[Records about charts and figures]
= = = = = = =
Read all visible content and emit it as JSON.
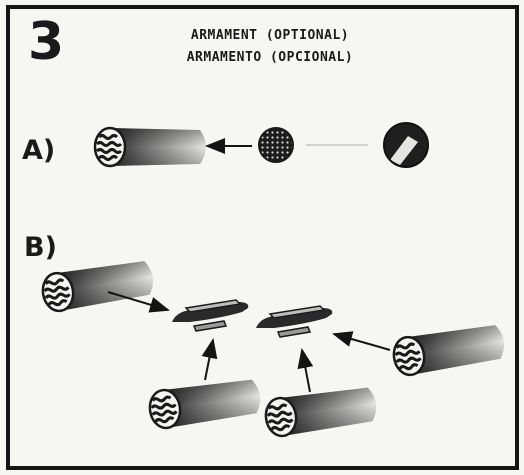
{
  "step": {
    "number": "3"
  },
  "title": {
    "english": "ARMAMENT (OPTIONAL)",
    "spanish": "ARMAMENTO (OPCIONAL)"
  },
  "sections": [
    {
      "label": "A)"
    },
    {
      "label": "B)"
    }
  ],
  "icons": {
    "cylinder": "cylinder-part-icon",
    "dotted_disc": "dotted-disc-icon",
    "cap_disc": "dark-cap-disc-icon",
    "rail": "weapon-rail-icon",
    "arrow": "assembly-arrow-icon"
  },
  "colors": {
    "ink": "#141414",
    "paper": "#f6f6f3",
    "gradient_dark": "#2a2a2a",
    "gradient_light": "#e6e6e3"
  }
}
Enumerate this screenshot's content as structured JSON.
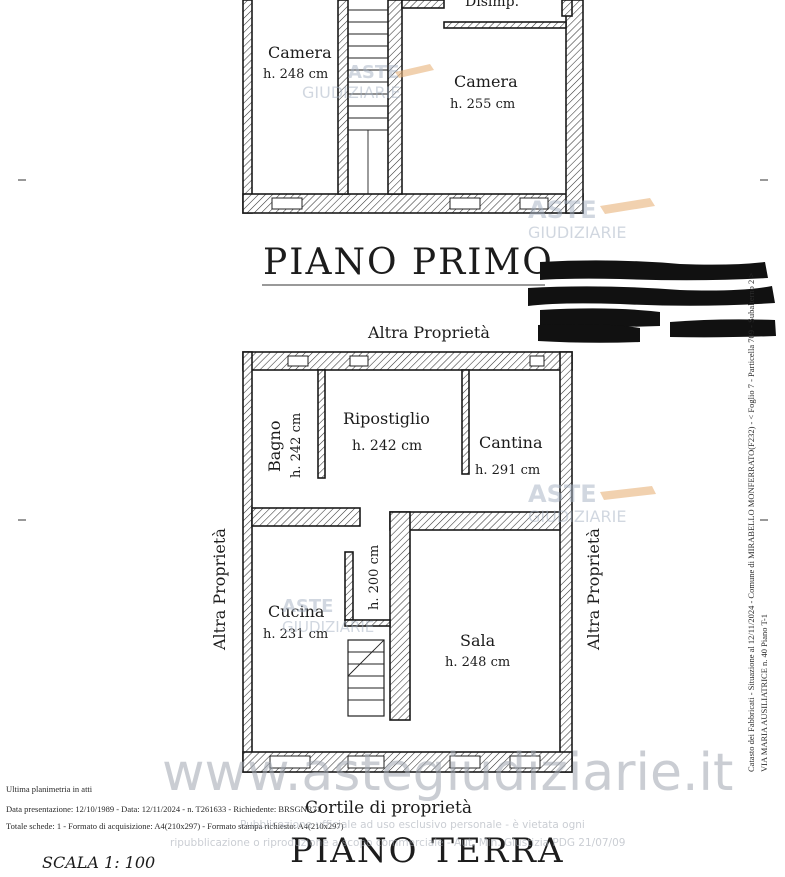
{
  "upper_floor": {
    "title": "PIANO PRIMO",
    "label_top": "Disimp.",
    "rooms": [
      {
        "name": "Camera",
        "height": "h. 248 cm"
      },
      {
        "name": "Camera",
        "height": "h. 255 cm"
      }
    ]
  },
  "ground_floor": {
    "title": "PIANO TERRA",
    "neighbors": {
      "top": "Altra Proprietà",
      "left": "Altra Proprietà",
      "right": "Altra Proprietà",
      "bottom": "Cortile di proprietà"
    },
    "rooms": [
      {
        "name": "Bagno",
        "height": "h. 242 cm"
      },
      {
        "name": "Ripostiglio",
        "height": "h. 242 cm"
      },
      {
        "name": "Cantina",
        "height": "h. 291 cm"
      },
      {
        "name": "Cucina",
        "height": "h. 231 cm"
      },
      {
        "name": "Sala",
        "height": "h. 248 cm"
      }
    ],
    "stair_height": "h. 200 cm"
  },
  "watermarks": {
    "brand_line1": "ASTE",
    "brand_line2": "GIUDIZIARIE",
    "site": "www.astegiudiziarie.it",
    "notice_line1": "Pubblicazione ufficiale ad uso esclusivo personale - è vietata ogni",
    "notice_line2": "ripubblicazione o riproduzione a scopo commerciale - Aut. Min. Giustizia PDG 21/07/09"
  },
  "footer": {
    "line1": "Ultima planimetria in atti",
    "line2": "Data presentazione: 12/10/1989 - Data: 12/11/2024 - n. T261633 - Richiedente: BRSGNR71",
    "line3": "Totale schede: 1 - Formato di acquisizione: A4(210x297) - Formato stampa richiesto: A4(210x297)",
    "scale": "SCALA 1: 100"
  },
  "side_note": {
    "line1": "Catasto dei Fabbricati - Situazione al 12/11/2024 - Comune di MIRABELLO MONFERRATO(F232) - < Foglio 7 - Particella 709 - Subalterno 2 >",
    "line2": "VIA MARIA AUSILIATRICE n. 40 Piano T-1"
  }
}
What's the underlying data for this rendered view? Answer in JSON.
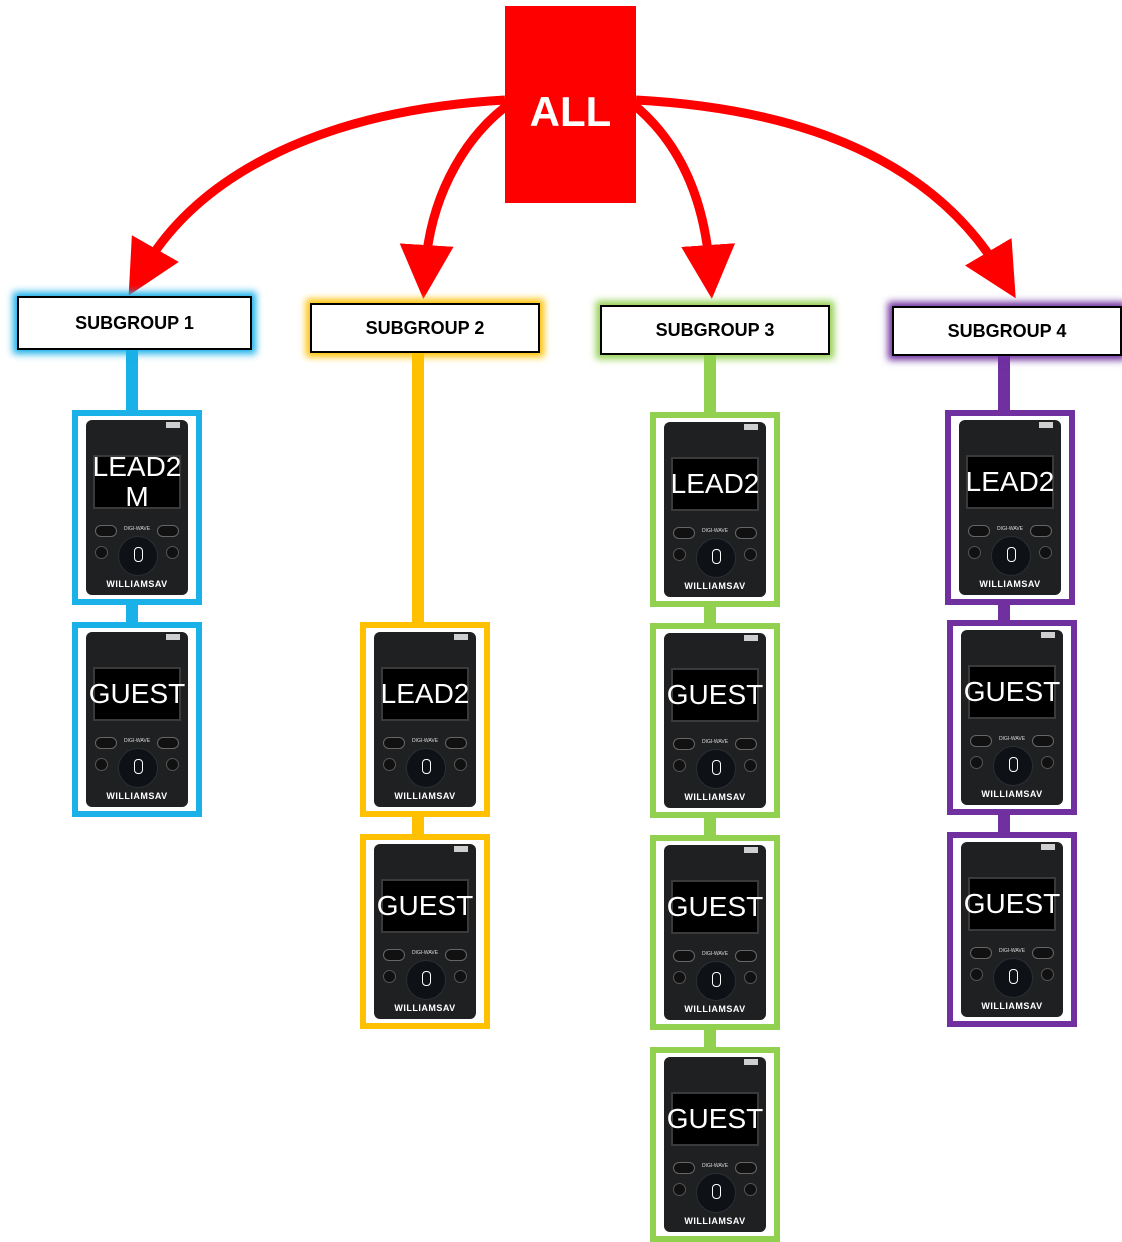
{
  "root": {
    "label": "ALL",
    "color": "#ff0000"
  },
  "subgroups": [
    {
      "label": "SUBGROUP 1",
      "color": "#1ab0e8",
      "devices": [
        {
          "screen_lines": [
            "LEAD2",
            "M"
          ]
        },
        {
          "screen_lines": [
            "GUEST"
          ]
        }
      ]
    },
    {
      "label": "SUBGROUP 2",
      "color": "#ffc000",
      "devices": [
        {
          "screen_lines": [
            "LEAD2"
          ]
        },
        {
          "screen_lines": [
            "GUEST"
          ]
        }
      ]
    },
    {
      "label": "SUBGROUP 3",
      "color": "#92d050",
      "devices": [
        {
          "screen_lines": [
            "LEAD2"
          ]
        },
        {
          "screen_lines": [
            "GUEST"
          ]
        },
        {
          "screen_lines": [
            "GUEST"
          ]
        },
        {
          "screen_lines": [
            "GUEST"
          ]
        }
      ]
    },
    {
      "label": "SUBGROUP 4",
      "color": "#7030a0",
      "devices": [
        {
          "screen_lines": [
            "LEAD2"
          ]
        },
        {
          "screen_lines": [
            "GUEST"
          ]
        },
        {
          "screen_lines": [
            "GUEST"
          ]
        }
      ]
    }
  ],
  "device_brand": "WILLIAMSAV",
  "device_button_label": "DIGI-WAVE"
}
= = = = = = =
▶ **What is being asked**: Reproduce the records, all of them, word for word; omit the pictures.

▶ **Result**:
Read all visible content and emit it as JSON.
{
  "step": {
    "number": "3"
  },
  "title": {
    "english": "ARMAMENT (OPTIONAL)",
    "spanish": "ARMAMENTO (OPCIONAL)"
  },
  "sections": [
    {
      "label": "A)"
    },
    {
      "label": "B)"
    }
  ],
  "icons": {
    "cylinder": "cylinder-part-icon",
    "dotted_disc": "dotted-disc-icon",
    "cap_disc": "dark-cap-disc-icon",
    "rail": "weapon-rail-icon",
    "arrow": "assembly-arrow-icon"
  },
  "colors": {
    "ink": "#141414",
    "paper": "#f6f6f3",
    "gradient_dark": "#2a2a2a",
    "gradient_light": "#e6e6e3"
  }
}
Enumerate this screenshot's content as structured JSON.
{
  "upper_floor": {
    "title": "PIANO PRIMO",
    "label_top": "Disimp.",
    "rooms": [
      {
        "name": "Camera",
        "height": "h. 248 cm"
      },
      {
        "name": "Camera",
        "height": "h. 255 cm"
      }
    ]
  },
  "ground_floor": {
    "title": "PIANO TERRA",
    "neighbors": {
      "top": "Altra Proprietà",
      "left": "Altra Proprietà",
      "right": "Altra Proprietà",
      "bottom": "Cortile di proprietà"
    },
    "rooms": [
      {
        "name": "Bagno",
        "height": "h. 242 cm"
      },
      {
        "name": "Ripostiglio",
        "height": "h. 242 cm"
      },
      {
        "name": "Cantina",
        "height": "h. 291 cm"
      },
      {
        "name": "Cucina",
        "height": "h. 231 cm"
      },
      {
        "name": "Sala",
        "height": "h. 248 cm"
      }
    ],
    "stair_height": "h. 200 cm"
  },
  "watermarks": {
    "brand_line1": "ASTE",
    "brand_line2": "GIUDIZIARIE",
    "site": "www.astegiudiziarie.it",
    "notice_line1": "Pubblicazione ufficiale ad uso esclusivo personale - è vietata ogni",
    "notice_line2": "ripubblicazione o riproduzione a scopo commerciale - Aut. Min. Giustizia PDG 21/07/09"
  },
  "footer": {
    "line1": "Ultima planimetria in atti",
    "line2": "Data presentazione: 12/10/1989 - Data: 12/11/2024 - n. T261633 - Richiedente: BRSGNR71",
    "line3": "Totale schede: 1 - Formato di acquisizione: A4(210x297) - Formato stampa richiesto: A4(210x297)",
    "scale": "SCALA 1: 100"
  },
  "side_note": {
    "line1": "Catasto dei Fabbricati - Situazione al 12/11/2024 - Comune di MIRABELLO MONFERRATO(F232) - < Foglio 7 - Particella 709 - Subalterno 2 >",
    "line2": "VIA MARIA AUSILIATRICE n. 40 Piano T-1"
  }
}
What's the underlying data for this rendered view? Answer in JSON.
{
  "root": {
    "label": "ALL",
    "color": "#ff0000"
  },
  "subgroups": [
    {
      "label": "SUBGROUP 1",
      "color": "#1ab0e8",
      "devices": [
        {
          "screen_lines": [
            "LEAD2",
            "M"
          ]
        },
        {
          "screen_lines": [
            "GUEST"
          ]
        }
      ]
    },
    {
      "label": "SUBGROUP 2",
      "color": "#ffc000",
      "devices": [
        {
          "screen_lines": [
            "LEAD2"
          ]
        },
        {
          "screen_lines": [
            "GUEST"
          ]
        }
      ]
    },
    {
      "label": "SUBGROUP 3",
      "color": "#92d050",
      "devices": [
        {
          "screen_lines": [
            "LEAD2"
          ]
        },
        {
          "screen_lines": [
            "GUEST"
          ]
        },
        {
          "screen_lines": [
            "GUEST"
          ]
        },
        {
          "screen_lines": [
            "GUEST"
          ]
        }
      ]
    },
    {
      "label": "SUBGROUP 4",
      "color": "#7030a0",
      "devices": [
        {
          "screen_lines": [
            "LEAD2"
          ]
        },
        {
          "screen_lines": [
            "GUEST"
          ]
        },
        {
          "screen_lines": [
            "GUEST"
          ]
        }
      ]
    }
  ],
  "device_brand": "WILLIAMSAV",
  "device_button_label": "DIGI-WAVE"
}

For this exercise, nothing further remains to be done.